Leave out the pictures and transcribe the rest of the records exactly.

━━━━━━

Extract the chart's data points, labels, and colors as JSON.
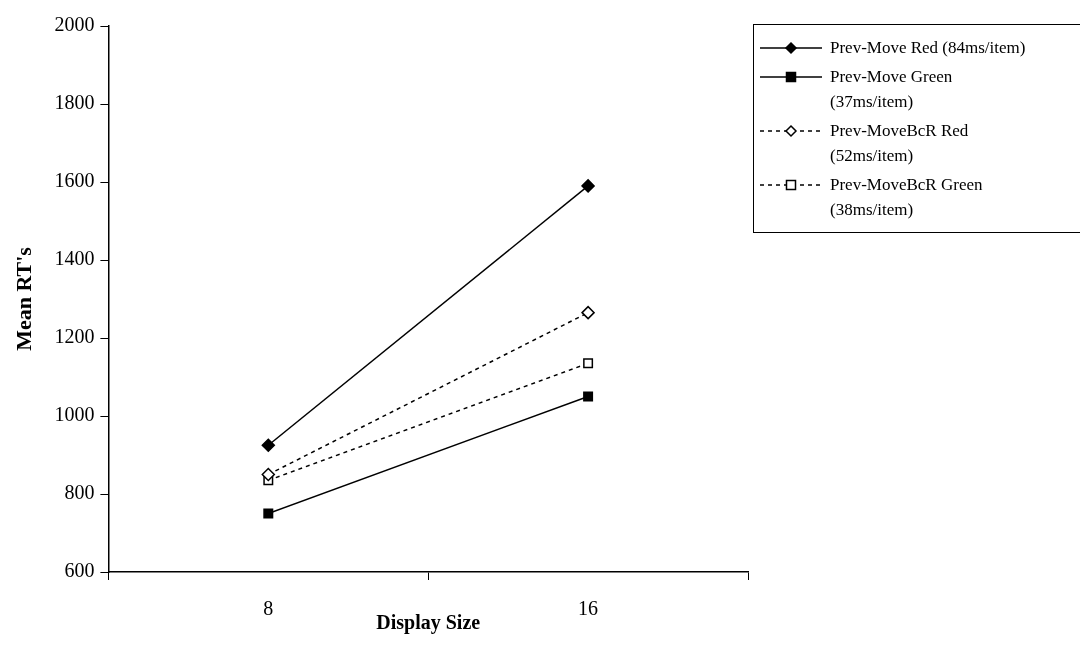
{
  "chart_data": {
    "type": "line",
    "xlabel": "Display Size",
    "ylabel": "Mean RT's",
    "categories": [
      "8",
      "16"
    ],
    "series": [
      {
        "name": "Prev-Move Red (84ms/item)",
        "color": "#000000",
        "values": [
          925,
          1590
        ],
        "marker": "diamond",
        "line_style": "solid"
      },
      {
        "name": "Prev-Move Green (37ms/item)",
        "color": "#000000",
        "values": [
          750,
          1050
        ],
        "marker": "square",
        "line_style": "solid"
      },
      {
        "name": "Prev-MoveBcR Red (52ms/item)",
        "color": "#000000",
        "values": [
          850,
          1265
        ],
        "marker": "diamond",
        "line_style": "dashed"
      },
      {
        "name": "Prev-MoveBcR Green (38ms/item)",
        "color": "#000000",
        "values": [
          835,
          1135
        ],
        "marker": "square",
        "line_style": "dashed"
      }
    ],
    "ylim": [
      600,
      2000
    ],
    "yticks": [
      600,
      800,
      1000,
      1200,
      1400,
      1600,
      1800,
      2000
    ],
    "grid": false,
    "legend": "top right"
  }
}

━━━━━━

## [The answer]
Extract the chart's data points, labels, and colors as JSON.
{
  "chart_data": {
    "type": "line",
    "xlabel": "Display Size",
    "ylabel": "Mean RT's",
    "categories": [
      "8",
      "16"
    ],
    "series": [
      {
        "name": "Prev-Move Red (84ms/item)",
        "color": "#000000",
        "values": [
          925,
          1590
        ],
        "marker": "diamond",
        "line_style": "solid"
      },
      {
        "name": "Prev-Move Green (37ms/item)",
        "color": "#000000",
        "values": [
          750,
          1050
        ],
        "marker": "square",
        "line_style": "solid"
      },
      {
        "name": "Prev-MoveBcR Red (52ms/item)",
        "color": "#000000",
        "values": [
          850,
          1265
        ],
        "marker": "diamond",
        "line_style": "dashed"
      },
      {
        "name": "Prev-MoveBcR Green (38ms/item)",
        "color": "#000000",
        "values": [
          835,
          1135
        ],
        "marker": "square",
        "line_style": "dashed"
      }
    ],
    "ylim": [
      600,
      2000
    ],
    "yticks": [
      600,
      800,
      1000,
      1200,
      1400,
      1600,
      1800,
      2000
    ],
    "grid": false,
    "legend": "top right"
  }
}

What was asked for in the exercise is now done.